# [DATA FOR THIS EXERCISE]
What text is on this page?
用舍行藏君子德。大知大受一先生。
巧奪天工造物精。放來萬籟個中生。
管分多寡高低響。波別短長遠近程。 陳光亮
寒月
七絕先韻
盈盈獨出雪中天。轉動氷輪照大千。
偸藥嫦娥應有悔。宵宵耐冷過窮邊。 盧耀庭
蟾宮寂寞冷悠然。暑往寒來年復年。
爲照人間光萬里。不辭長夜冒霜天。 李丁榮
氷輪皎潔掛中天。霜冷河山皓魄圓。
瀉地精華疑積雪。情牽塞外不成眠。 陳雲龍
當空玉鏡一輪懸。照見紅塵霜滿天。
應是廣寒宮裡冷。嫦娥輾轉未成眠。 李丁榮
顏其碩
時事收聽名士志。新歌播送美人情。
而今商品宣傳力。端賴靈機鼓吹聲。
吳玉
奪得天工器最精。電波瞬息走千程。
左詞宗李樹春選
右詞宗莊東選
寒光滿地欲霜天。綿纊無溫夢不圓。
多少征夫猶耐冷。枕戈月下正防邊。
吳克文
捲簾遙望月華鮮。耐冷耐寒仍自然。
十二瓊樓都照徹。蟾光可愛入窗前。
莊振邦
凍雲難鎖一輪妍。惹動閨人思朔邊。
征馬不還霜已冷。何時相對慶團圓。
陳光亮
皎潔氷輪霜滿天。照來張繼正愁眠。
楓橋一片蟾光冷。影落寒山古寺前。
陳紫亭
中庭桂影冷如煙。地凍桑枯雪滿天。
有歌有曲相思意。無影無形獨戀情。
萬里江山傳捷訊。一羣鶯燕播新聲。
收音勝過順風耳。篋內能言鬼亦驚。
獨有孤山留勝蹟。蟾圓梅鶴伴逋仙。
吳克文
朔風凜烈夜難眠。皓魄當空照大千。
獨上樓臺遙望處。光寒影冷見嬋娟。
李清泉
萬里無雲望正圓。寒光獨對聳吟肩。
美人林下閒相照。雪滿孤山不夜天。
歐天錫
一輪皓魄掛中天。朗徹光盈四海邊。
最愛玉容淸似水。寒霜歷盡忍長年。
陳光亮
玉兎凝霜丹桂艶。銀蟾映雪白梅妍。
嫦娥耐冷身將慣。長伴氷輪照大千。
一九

---

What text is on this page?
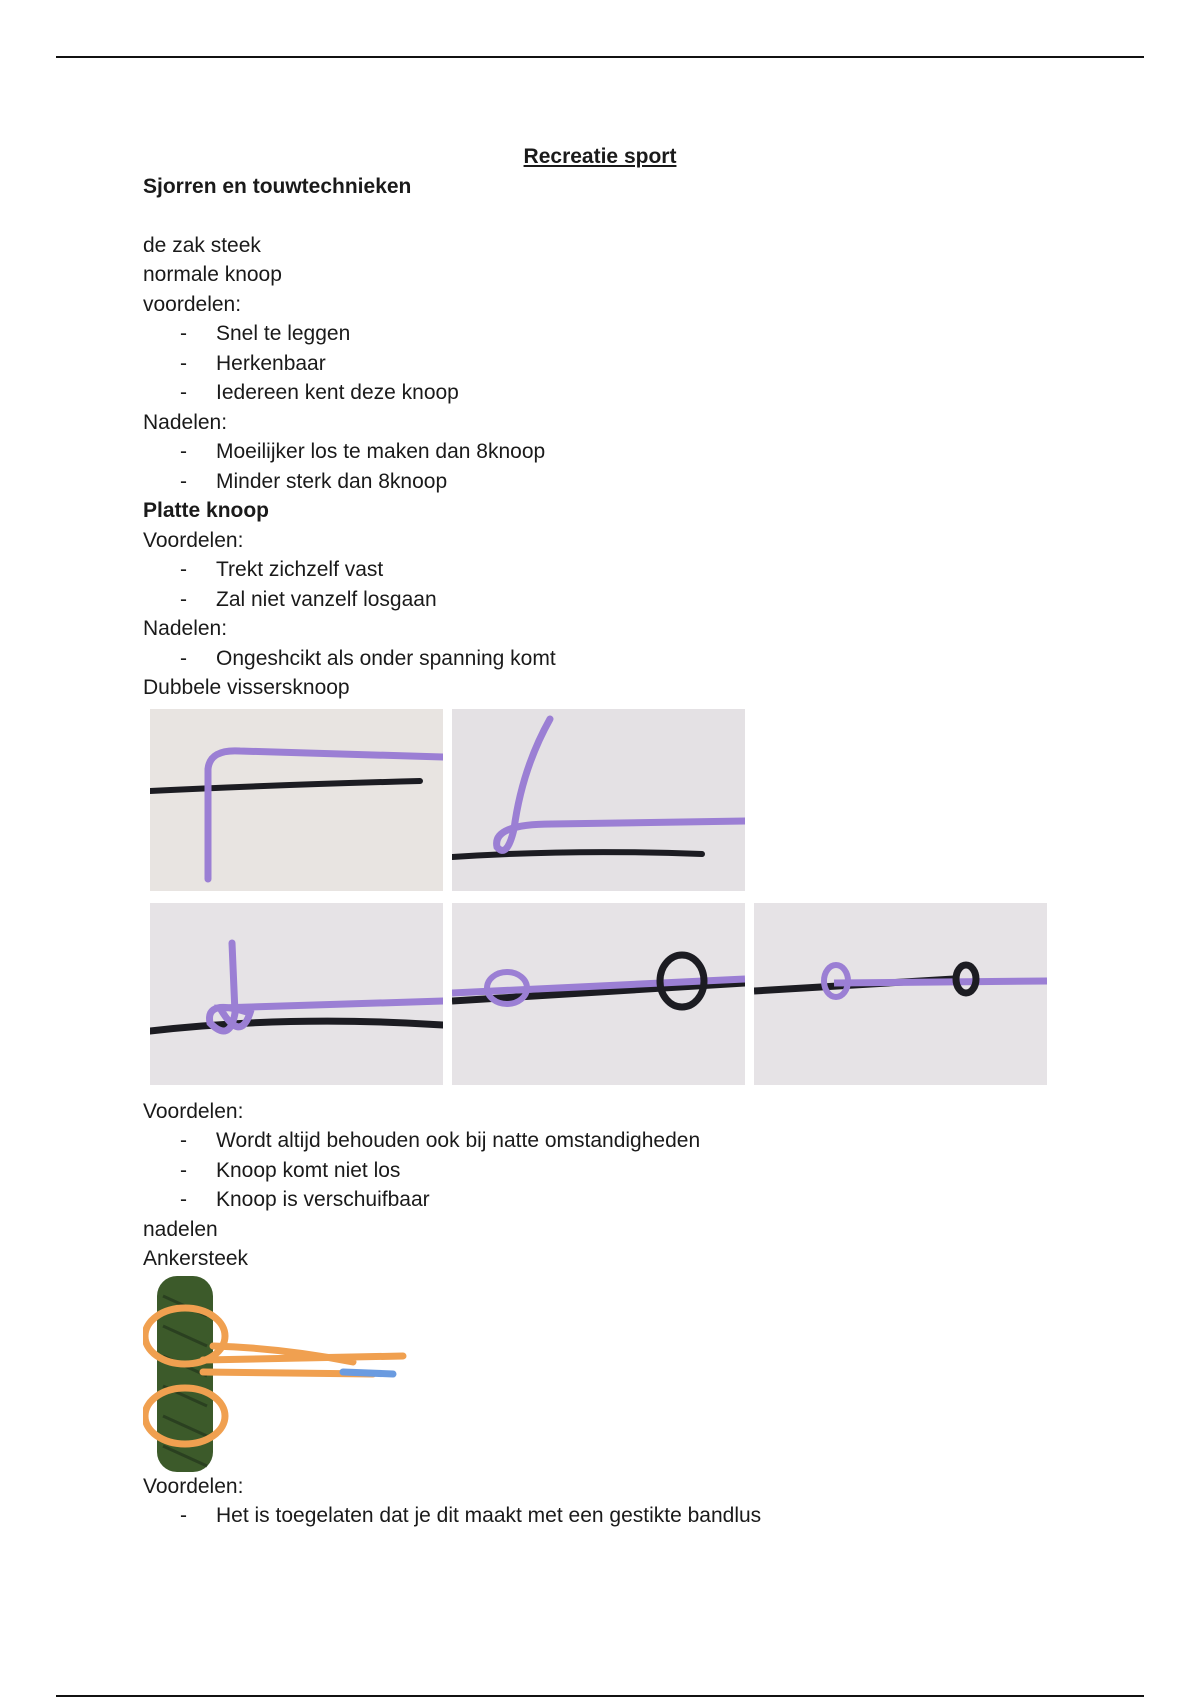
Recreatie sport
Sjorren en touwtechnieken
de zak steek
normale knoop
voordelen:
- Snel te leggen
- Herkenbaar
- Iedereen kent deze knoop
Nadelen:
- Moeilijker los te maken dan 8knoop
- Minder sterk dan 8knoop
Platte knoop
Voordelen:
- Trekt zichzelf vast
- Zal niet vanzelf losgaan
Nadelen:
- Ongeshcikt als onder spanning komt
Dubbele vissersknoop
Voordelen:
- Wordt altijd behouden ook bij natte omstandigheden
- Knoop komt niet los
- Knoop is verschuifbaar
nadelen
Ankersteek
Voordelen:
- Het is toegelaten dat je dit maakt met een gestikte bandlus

# [EXERCISE PROMPT]
Say how many lines of the data include the word "komt". Respond with the number alone.

# [ANSWER TO THIS TASK]
2